Collected data entries:
------------------------------------------------
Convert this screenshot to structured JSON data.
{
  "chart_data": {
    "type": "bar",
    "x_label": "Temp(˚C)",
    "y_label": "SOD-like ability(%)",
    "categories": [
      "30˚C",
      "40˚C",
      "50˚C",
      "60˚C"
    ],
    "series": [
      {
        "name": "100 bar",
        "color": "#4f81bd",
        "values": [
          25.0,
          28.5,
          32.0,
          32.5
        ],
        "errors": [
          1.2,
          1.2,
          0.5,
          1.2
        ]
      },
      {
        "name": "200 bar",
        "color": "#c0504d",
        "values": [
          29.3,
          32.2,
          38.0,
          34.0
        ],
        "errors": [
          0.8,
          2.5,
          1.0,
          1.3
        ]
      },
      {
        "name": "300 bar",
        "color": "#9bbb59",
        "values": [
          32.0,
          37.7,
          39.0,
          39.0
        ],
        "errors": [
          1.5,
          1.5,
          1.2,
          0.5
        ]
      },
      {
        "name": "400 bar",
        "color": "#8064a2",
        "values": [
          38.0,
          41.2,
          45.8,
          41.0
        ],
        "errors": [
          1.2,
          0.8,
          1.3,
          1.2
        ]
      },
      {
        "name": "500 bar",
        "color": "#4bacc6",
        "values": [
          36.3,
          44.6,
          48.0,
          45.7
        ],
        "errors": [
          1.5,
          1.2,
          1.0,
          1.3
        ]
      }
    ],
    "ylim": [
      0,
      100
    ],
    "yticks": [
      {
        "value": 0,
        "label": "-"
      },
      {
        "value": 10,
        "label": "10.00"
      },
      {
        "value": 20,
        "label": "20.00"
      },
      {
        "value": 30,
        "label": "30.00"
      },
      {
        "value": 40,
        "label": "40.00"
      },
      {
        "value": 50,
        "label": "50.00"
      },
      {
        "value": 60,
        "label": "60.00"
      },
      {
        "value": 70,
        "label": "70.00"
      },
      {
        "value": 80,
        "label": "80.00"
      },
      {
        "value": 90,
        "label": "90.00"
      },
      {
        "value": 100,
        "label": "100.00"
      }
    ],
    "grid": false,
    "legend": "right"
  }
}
------------------------------------------------
Given exercise: Write the listing out again, exactly as shown above.

Response to the exercise:
Convert this screenshot to structured JSON data.
{
  "chart_data": {
    "type": "bar",
    "x_label": "Temp(˚C)",
    "y_label": "SOD-like ability(%)",
    "categories": [
      "30˚C",
      "40˚C",
      "50˚C",
      "60˚C"
    ],
    "series": [
      {
        "name": "100 bar",
        "color": "#4f81bd",
        "values": [
          25.0,
          28.5,
          32.0,
          32.5
        ],
        "errors": [
          1.2,
          1.2,
          0.5,
          1.2
        ]
      },
      {
        "name": "200 bar",
        "color": "#c0504d",
        "values": [
          29.3,
          32.2,
          38.0,
          34.0
        ],
        "errors": [
          0.8,
          2.5,
          1.0,
          1.3
        ]
      },
      {
        "name": "300 bar",
        "color": "#9bbb59",
        "values": [
          32.0,
          37.7,
          39.0,
          39.0
        ],
        "errors": [
          1.5,
          1.5,
          1.2,
          0.5
        ]
      },
      {
        "name": "400 bar",
        "color": "#8064a2",
        "values": [
          38.0,
          41.2,
          45.8,
          41.0
        ],
        "errors": [
          1.2,
          0.8,
          1.3,
          1.2
        ]
      },
      {
        "name": "500 bar",
        "color": "#4bacc6",
        "values": [
          36.3,
          44.6,
          48.0,
          45.7
        ],
        "errors": [
          1.5,
          1.2,
          1.0,
          1.3
        ]
      }
    ],
    "ylim": [
      0,
      100
    ],
    "yticks": [
      {
        "value": 0,
        "label": "-"
      },
      {
        "value": 10,
        "label": "10.00"
      },
      {
        "value": 20,
        "label": "20.00"
      },
      {
        "value": 30,
        "label": "30.00"
      },
      {
        "value": 40,
        "label": "40.00"
      },
      {
        "value": 50,
        "label": "50.00"
      },
      {
        "value": 60,
        "label": "60.00"
      },
      {
        "value": 70,
        "label": "70.00"
      },
      {
        "value": 80,
        "label": "80.00"
      },
      {
        "value": 90,
        "label": "90.00"
      },
      {
        "value": 100,
        "label": "100.00"
      }
    ],
    "grid": false,
    "legend": "right"
  }
}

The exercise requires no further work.